_Your objective_. Wherever the string "name" occurs in a line of these records, report that line.

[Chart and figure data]
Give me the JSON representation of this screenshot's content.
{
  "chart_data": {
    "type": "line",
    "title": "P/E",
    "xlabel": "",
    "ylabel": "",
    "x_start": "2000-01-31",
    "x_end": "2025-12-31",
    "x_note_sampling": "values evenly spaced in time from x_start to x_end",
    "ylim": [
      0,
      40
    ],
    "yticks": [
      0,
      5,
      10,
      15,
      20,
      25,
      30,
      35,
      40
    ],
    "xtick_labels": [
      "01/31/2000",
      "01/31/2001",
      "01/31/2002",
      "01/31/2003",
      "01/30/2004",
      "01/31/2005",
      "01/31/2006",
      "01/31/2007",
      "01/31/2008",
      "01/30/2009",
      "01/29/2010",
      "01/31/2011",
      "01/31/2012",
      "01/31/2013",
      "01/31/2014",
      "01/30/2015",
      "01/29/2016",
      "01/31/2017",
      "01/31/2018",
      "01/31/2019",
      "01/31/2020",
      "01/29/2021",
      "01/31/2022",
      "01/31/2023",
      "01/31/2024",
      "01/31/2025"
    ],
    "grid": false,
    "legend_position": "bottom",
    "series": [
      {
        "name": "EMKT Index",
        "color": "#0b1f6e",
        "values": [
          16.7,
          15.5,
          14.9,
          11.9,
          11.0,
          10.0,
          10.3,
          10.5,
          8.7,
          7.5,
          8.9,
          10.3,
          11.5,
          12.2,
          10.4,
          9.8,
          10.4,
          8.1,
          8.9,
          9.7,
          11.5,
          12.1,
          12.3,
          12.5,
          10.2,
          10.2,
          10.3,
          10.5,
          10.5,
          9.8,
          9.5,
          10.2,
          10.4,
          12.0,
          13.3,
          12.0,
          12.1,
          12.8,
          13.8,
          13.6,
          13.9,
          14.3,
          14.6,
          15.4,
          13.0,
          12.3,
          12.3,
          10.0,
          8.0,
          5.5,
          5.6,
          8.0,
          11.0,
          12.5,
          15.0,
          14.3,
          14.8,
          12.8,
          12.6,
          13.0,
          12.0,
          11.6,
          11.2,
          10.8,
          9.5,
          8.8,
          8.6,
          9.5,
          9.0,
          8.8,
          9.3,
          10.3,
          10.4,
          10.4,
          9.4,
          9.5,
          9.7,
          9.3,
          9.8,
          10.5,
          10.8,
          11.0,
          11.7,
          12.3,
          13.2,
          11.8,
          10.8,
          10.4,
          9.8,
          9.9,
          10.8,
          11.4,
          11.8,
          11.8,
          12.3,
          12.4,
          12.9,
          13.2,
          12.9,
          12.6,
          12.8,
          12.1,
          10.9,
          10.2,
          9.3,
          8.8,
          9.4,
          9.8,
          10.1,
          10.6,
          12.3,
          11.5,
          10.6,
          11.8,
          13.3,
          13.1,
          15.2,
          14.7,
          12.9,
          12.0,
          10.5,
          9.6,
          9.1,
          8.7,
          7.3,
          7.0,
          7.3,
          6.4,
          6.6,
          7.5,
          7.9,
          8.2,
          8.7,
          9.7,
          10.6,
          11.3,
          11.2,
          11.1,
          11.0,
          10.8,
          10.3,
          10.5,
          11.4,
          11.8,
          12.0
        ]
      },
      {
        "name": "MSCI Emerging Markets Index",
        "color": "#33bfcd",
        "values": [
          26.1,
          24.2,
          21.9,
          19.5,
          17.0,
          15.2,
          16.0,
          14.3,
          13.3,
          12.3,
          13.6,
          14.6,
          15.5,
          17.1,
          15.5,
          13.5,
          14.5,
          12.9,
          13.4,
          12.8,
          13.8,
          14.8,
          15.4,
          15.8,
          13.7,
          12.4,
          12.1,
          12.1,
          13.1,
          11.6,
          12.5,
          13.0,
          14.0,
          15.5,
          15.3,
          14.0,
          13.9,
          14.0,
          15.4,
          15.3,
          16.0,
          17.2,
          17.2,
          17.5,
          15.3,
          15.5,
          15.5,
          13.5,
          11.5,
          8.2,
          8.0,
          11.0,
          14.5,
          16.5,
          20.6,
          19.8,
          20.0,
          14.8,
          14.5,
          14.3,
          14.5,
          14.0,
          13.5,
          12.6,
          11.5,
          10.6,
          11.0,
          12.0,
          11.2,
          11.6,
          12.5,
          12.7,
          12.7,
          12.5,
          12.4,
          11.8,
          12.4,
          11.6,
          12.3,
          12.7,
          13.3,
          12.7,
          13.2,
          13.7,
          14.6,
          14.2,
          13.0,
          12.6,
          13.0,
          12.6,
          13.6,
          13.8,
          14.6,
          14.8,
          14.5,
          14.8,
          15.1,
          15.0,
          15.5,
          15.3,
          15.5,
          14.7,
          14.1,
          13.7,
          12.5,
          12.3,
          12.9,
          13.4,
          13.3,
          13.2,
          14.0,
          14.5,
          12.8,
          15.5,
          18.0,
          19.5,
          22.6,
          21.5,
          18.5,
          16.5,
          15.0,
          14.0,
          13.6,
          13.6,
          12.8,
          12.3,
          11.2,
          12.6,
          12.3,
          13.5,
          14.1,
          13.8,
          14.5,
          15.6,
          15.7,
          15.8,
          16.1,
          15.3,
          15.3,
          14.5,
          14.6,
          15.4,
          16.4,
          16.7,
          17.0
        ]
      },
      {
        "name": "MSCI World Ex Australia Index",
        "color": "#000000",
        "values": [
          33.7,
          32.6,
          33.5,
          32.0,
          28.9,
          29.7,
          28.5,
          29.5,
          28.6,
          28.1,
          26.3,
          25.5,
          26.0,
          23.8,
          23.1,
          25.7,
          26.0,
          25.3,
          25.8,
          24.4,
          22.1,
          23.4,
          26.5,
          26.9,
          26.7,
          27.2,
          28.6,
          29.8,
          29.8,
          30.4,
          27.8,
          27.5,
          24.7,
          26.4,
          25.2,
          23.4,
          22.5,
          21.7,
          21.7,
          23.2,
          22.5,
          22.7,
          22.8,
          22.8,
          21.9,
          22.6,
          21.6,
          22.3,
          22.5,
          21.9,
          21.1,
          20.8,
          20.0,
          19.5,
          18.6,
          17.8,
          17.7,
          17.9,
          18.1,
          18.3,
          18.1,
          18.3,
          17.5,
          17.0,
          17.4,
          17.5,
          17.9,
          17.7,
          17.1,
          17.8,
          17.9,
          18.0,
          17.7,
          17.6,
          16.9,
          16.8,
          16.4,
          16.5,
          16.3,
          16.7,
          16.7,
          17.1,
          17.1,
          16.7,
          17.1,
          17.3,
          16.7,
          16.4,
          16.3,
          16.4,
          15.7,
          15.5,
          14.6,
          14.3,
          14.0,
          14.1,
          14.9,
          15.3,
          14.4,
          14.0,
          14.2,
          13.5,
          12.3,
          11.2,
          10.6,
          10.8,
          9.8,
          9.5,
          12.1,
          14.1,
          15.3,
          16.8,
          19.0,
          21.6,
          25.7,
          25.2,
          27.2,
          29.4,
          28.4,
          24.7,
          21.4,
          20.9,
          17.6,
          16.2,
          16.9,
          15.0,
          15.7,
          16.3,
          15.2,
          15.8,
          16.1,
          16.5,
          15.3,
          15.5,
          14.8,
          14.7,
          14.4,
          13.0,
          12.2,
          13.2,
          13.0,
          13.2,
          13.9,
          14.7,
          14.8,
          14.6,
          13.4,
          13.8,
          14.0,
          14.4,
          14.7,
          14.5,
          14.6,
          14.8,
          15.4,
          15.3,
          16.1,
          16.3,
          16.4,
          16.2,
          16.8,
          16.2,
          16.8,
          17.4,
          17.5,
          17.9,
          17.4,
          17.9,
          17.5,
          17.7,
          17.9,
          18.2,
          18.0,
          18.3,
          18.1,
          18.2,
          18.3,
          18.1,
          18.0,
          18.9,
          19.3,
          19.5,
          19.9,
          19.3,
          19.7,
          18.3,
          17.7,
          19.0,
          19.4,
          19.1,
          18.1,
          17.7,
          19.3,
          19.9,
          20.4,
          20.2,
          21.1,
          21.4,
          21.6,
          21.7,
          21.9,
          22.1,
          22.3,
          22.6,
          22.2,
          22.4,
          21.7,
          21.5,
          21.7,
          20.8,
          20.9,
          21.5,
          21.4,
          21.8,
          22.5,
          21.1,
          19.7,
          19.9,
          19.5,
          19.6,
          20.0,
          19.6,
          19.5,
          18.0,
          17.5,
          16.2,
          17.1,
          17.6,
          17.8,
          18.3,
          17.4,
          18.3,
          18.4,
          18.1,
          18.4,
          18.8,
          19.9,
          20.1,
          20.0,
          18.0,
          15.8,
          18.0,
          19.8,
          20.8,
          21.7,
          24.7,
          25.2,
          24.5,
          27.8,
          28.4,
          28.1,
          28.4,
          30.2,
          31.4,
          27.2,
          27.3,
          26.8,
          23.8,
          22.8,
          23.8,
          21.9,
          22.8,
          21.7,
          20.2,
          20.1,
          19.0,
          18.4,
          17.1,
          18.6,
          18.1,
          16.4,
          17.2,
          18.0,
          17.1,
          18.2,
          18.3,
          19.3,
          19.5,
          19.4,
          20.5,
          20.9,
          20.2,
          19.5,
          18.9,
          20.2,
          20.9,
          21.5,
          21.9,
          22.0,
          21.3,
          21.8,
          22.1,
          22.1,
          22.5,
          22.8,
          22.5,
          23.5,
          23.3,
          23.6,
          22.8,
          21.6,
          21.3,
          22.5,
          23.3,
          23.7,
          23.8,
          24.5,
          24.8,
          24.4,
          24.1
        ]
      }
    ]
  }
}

_Task solution_.
        "name": "EMKT Index",
        "name": "MSCI Emerging Markets Index",
        "name": "MSCI World Ex Australia Index",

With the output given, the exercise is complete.